Your task :: Give the total number of lines with the word "RENEE" in them, and no other words.

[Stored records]
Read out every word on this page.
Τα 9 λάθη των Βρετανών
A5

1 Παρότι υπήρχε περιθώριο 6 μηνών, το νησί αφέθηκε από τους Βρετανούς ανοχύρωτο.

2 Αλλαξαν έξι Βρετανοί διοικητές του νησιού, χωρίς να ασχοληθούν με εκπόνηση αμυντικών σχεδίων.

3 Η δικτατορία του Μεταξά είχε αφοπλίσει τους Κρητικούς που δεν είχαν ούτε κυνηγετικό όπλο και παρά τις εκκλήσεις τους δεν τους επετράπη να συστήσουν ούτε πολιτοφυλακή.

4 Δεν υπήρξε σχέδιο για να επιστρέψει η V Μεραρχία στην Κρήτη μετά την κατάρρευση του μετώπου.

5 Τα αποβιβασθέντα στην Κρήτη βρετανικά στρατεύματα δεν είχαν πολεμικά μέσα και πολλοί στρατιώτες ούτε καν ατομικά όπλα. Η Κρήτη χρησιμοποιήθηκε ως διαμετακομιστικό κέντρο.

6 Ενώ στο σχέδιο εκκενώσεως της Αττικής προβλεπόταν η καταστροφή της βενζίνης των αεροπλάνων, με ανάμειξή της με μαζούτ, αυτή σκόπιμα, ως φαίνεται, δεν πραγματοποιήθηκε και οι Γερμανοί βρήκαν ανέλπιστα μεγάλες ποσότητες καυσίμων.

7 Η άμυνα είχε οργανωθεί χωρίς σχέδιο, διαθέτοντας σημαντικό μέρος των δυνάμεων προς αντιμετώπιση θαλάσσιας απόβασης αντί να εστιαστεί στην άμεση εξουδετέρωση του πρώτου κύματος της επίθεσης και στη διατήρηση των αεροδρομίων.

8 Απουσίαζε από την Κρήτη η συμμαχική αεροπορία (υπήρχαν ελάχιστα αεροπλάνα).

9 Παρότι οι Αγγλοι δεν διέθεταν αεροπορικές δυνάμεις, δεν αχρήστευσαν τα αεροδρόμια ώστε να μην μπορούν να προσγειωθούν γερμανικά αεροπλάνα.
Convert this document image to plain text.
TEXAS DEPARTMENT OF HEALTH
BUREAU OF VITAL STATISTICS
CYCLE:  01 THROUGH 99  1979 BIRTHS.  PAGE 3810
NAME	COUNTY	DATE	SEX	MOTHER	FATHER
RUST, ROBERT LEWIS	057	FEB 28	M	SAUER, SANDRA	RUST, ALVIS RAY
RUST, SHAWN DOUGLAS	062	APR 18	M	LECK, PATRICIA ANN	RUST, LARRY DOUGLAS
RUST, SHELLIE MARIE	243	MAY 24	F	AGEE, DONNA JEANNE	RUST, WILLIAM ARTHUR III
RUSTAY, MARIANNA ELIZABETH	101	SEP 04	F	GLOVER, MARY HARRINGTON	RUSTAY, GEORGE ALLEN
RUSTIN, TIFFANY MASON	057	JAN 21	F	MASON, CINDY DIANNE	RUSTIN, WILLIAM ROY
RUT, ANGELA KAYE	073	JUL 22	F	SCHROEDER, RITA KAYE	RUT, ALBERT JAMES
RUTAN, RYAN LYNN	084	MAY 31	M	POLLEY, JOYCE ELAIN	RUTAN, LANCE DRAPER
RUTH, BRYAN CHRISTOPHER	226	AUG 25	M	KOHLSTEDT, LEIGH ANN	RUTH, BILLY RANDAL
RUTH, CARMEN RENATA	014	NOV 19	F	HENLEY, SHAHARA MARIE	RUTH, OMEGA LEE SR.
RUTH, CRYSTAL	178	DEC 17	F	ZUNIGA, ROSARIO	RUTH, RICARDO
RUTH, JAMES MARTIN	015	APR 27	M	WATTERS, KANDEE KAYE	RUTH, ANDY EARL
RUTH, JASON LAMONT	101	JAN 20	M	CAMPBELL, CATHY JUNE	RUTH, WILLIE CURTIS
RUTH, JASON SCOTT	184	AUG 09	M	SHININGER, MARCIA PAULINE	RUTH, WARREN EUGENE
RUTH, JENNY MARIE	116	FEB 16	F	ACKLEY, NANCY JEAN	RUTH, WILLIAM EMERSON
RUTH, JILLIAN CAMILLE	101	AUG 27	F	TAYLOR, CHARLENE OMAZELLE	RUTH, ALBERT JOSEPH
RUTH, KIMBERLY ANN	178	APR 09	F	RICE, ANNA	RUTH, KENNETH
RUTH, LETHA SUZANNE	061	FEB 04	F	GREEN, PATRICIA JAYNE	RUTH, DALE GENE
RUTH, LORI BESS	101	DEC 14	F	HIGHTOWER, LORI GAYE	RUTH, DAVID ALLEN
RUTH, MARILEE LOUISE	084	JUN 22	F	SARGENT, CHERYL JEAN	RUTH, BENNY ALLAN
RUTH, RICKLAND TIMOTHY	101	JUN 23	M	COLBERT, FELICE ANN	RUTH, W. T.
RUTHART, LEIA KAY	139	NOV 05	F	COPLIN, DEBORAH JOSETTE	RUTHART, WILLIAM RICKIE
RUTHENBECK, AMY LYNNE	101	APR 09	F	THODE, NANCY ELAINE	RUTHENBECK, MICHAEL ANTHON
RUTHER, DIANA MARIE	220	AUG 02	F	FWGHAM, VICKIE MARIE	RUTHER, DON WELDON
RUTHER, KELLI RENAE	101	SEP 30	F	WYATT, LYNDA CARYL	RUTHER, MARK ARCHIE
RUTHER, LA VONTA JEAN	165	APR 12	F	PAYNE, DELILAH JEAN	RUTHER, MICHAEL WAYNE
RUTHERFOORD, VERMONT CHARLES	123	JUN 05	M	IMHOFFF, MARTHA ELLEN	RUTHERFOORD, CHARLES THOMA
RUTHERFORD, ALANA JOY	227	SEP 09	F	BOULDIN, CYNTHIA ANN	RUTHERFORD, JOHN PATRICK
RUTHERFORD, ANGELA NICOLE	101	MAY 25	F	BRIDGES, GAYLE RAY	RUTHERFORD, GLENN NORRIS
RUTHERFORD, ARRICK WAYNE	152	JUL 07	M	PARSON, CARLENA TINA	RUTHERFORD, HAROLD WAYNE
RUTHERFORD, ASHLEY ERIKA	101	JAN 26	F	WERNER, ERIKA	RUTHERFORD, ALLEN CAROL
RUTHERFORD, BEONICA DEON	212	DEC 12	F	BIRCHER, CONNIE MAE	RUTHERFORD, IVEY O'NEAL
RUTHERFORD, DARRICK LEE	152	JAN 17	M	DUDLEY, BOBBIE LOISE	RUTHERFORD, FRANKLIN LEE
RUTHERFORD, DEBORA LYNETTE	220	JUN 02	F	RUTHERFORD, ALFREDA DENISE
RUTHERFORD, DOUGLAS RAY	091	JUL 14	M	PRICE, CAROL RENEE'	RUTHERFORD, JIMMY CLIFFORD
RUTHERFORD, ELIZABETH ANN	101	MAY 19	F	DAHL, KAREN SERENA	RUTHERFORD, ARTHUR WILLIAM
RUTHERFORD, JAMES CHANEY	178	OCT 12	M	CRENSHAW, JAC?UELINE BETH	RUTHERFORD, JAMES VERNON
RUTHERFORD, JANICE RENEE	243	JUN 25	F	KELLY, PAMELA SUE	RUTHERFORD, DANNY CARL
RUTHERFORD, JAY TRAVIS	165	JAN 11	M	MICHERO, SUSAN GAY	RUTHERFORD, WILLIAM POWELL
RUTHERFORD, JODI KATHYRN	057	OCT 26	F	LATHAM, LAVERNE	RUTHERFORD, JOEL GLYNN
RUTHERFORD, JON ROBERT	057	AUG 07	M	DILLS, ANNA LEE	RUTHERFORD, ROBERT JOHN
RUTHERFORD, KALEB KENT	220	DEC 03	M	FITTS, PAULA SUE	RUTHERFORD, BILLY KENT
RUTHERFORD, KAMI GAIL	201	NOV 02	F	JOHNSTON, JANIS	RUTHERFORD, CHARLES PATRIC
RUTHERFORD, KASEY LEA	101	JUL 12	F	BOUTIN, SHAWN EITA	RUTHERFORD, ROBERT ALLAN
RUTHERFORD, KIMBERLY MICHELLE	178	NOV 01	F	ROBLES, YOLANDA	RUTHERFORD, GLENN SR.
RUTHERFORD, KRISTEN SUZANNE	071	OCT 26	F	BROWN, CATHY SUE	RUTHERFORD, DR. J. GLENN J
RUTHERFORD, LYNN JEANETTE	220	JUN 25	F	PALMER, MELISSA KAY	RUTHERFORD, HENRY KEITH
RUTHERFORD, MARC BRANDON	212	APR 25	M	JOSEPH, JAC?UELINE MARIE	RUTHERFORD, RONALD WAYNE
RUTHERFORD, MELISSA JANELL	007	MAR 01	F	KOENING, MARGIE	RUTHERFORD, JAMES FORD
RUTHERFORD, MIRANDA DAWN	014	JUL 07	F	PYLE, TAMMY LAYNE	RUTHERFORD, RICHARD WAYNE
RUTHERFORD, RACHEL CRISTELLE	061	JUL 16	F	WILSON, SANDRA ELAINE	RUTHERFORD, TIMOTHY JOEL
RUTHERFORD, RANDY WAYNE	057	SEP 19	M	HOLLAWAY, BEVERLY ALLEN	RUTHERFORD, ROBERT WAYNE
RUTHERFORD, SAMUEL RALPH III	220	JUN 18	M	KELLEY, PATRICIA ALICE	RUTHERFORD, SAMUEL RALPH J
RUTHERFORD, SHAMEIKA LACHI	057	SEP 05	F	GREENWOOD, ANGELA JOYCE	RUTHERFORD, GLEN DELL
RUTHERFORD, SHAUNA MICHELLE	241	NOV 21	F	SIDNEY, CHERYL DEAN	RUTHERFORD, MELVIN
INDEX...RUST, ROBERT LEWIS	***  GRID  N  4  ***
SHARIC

Worked solution :: 2